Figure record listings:
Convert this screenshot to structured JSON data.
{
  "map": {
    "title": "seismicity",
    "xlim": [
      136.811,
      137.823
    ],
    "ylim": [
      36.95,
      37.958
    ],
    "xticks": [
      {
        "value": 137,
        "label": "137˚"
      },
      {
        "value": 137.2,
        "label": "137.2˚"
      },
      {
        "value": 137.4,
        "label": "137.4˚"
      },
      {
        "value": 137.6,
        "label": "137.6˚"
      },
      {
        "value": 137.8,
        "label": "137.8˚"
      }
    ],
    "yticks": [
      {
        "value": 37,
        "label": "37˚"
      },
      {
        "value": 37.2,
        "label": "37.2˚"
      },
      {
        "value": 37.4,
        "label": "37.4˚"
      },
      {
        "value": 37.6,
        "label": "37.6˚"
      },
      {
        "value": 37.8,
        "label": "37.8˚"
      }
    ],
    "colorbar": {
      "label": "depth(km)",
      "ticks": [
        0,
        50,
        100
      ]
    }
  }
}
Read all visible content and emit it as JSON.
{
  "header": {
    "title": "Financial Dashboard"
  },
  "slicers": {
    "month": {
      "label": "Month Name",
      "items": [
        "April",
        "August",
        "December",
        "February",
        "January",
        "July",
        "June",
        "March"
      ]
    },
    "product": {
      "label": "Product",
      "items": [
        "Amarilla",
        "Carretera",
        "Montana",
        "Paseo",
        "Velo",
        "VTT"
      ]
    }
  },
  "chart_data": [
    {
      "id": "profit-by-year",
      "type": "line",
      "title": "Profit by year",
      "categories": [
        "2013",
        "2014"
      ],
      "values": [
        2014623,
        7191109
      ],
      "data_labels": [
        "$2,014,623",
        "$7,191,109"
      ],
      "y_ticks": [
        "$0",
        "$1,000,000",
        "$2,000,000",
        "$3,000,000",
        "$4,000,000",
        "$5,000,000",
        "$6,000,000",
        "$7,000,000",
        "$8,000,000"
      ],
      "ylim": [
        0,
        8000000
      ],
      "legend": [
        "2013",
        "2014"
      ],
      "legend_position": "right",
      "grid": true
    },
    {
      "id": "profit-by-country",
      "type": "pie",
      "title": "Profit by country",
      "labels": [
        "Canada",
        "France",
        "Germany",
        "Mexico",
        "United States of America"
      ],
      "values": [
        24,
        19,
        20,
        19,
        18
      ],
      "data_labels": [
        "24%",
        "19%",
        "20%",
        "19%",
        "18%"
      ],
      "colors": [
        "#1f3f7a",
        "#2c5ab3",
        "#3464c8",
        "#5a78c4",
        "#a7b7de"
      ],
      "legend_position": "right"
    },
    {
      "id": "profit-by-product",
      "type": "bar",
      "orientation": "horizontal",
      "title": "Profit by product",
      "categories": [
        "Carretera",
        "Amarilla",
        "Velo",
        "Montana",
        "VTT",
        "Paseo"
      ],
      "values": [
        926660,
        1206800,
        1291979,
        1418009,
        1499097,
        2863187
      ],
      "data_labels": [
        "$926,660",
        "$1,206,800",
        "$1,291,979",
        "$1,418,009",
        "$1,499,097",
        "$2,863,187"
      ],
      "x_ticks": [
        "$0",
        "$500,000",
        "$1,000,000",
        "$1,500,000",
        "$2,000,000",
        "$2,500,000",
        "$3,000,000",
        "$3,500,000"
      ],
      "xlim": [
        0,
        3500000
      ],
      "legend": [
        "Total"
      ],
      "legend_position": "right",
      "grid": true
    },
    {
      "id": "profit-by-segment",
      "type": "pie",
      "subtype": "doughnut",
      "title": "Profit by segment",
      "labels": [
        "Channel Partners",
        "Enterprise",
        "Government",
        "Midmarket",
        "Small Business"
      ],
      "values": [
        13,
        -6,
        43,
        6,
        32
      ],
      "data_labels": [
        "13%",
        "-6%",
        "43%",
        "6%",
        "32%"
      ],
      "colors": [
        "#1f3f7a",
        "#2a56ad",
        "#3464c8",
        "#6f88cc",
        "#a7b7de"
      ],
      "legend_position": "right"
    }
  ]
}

● **What to produce**
Repeat the material in full, exactly as it stands.

● **Written response**
Convert this screenshot to structured JSON data.
{
  "map": {
    "title": "seismicity",
    "xlim": [
      136.811,
      137.823
    ],
    "ylim": [
      36.95,
      37.958
    ],
    "xticks": [
      {
        "value": 137,
        "label": "137˚"
      },
      {
        "value": 137.2,
        "label": "137.2˚"
      },
      {
        "value": 137.4,
        "label": "137.4˚"
      },
      {
        "value": 137.6,
        "label": "137.6˚"
      },
      {
        "value": 137.8,
        "label": "137.8˚"
      }
    ],
    "yticks": [
      {
        "value": 37,
        "label": "37˚"
      },
      {
        "value": 37.2,
        "label": "37.2˚"
      },
      {
        "value": 37.4,
        "label": "37.4˚"
      },
      {
        "value": 37.6,
        "label": "37.6˚"
      },
      {
        "value": 37.8,
        "label": "37.8˚"
      }
    ],
    "colorbar": {
      "label": "depth(km)",
      "ticks": [
        0,
        50,
        100
      ]
    }
  }
}
Read all visible content and emit it as JSON.
{
  "header": {
    "title": "Financial Dashboard"
  },
  "slicers": {
    "month": {
      "label": "Month Name",
      "items": [
        "April",
        "August",
        "December",
        "February",
        "January",
        "July",
        "June",
        "March"
      ]
    },
    "product": {
      "label": "Product",
      "items": [
        "Amarilla",
        "Carretera",
        "Montana",
        "Paseo",
        "Velo",
        "VTT"
      ]
    }
  },
  "chart_data": [
    {
      "id": "profit-by-year",
      "type": "line",
      "title": "Profit by year",
      "categories": [
        "2013",
        "2014"
      ],
      "values": [
        2014623,
        7191109
      ],
      "data_labels": [
        "$2,014,623",
        "$7,191,109"
      ],
      "y_ticks": [
        "$0",
        "$1,000,000",
        "$2,000,000",
        "$3,000,000",
        "$4,000,000",
        "$5,000,000",
        "$6,000,000",
        "$7,000,000",
        "$8,000,000"
      ],
      "ylim": [
        0,
        8000000
      ],
      "legend": [
        "2013",
        "2014"
      ],
      "legend_position": "right",
      "grid": true
    },
    {
      "id": "profit-by-country",
      "type": "pie",
      "title": "Profit by country",
      "labels": [
        "Canada",
        "France",
        "Germany",
        "Mexico",
        "United States of America"
      ],
      "values": [
        24,
        19,
        20,
        19,
        18
      ],
      "data_labels": [
        "24%",
        "19%",
        "20%",
        "19%",
        "18%"
      ],
      "colors": [
        "#1f3f7a",
        "#2c5ab3",
        "#3464c8",
        "#5a78c4",
        "#a7b7de"
      ],
      "legend_position": "right"
    },
    {
      "id": "profit-by-product",
      "type": "bar",
      "orientation": "horizontal",
      "title": "Profit by product",
      "categories": [
        "Carretera",
        "Amarilla",
        "Velo",
        "Montana",
        "VTT",
        "Paseo"
      ],
      "values": [
        926660,
        1206800,
        1291979,
        1418009,
        1499097,
        2863187
      ],
      "data_labels": [
        "$926,660",
        "$1,206,800",
        "$1,291,979",
        "$1,418,009",
        "$1,499,097",
        "$2,863,187"
      ],
      "x_ticks": [
        "$0",
        "$500,000",
        "$1,000,000",
        "$1,500,000",
        "$2,000,000",
        "$2,500,000",
        "$3,000,000",
        "$3,500,000"
      ],
      "xlim": [
        0,
        3500000
      ],
      "legend": [
        "Total"
      ],
      "legend_position": "right",
      "grid": true
    },
    {
      "id": "profit-by-segment",
      "type": "pie",
      "subtype": "doughnut",
      "title": "Profit by segment",
      "labels": [
        "Channel Partners",
        "Enterprise",
        "Government",
        "Midmarket",
        "Small Business"
      ],
      "values": [
        13,
        -6,
        43,
        6,
        32
      ],
      "data_labels": [
        "13%",
        "-6%",
        "43%",
        "6%",
        "32%"
      ],
      "colors": [
        "#1f3f7a",
        "#2a56ad",
        "#3464c8",
        "#6f88cc",
        "#a7b7de"
      ],
      "legend_position": "right"
    }
  ]
}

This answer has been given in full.